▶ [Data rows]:
--- START ---
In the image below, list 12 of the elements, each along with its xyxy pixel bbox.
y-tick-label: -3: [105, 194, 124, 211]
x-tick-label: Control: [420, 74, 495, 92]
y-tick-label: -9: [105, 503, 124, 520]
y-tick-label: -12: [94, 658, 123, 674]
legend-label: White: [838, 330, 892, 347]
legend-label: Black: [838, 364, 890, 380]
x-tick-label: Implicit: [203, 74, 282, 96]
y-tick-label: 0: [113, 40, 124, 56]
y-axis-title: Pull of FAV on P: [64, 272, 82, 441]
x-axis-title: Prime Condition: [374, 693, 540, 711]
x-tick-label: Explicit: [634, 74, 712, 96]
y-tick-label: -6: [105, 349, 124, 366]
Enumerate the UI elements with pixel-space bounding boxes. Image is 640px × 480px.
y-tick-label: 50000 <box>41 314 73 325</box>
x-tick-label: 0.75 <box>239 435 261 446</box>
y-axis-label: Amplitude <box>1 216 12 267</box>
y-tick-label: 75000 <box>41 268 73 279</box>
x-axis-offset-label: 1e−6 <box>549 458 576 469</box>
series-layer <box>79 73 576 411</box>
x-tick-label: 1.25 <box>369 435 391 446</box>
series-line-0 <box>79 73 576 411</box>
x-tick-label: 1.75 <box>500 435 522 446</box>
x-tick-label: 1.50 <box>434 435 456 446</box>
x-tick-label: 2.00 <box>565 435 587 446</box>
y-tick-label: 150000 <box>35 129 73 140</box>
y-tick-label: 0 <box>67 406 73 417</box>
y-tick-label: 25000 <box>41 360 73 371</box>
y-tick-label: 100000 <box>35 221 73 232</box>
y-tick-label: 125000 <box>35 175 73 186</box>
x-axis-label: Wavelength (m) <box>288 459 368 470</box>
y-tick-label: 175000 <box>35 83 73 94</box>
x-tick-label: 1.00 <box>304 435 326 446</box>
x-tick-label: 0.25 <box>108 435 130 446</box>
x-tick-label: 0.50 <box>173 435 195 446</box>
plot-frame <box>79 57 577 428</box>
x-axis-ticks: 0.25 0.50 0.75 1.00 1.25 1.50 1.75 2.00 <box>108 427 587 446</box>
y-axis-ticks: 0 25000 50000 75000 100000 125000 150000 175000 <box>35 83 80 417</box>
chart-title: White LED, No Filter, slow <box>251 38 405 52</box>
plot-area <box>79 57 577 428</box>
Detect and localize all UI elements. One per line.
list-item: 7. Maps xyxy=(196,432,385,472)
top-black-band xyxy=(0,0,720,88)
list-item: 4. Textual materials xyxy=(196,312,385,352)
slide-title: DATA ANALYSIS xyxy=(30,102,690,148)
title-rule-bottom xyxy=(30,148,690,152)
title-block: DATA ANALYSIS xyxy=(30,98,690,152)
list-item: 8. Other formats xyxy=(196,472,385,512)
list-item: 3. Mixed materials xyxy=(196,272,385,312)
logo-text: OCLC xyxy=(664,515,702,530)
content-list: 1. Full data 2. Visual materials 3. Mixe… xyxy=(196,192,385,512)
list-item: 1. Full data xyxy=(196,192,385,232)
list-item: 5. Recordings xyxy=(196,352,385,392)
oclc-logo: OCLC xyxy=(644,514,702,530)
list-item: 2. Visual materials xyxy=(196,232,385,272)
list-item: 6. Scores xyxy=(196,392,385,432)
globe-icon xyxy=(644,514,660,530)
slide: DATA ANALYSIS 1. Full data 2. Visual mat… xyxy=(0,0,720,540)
--- END ---
▶ [SHORT TASK]: Report how many lines in the rows above contain the string "series", counting only matches with the same case. Reply with the number alone.

▶ [TASK RESPONSE]: 2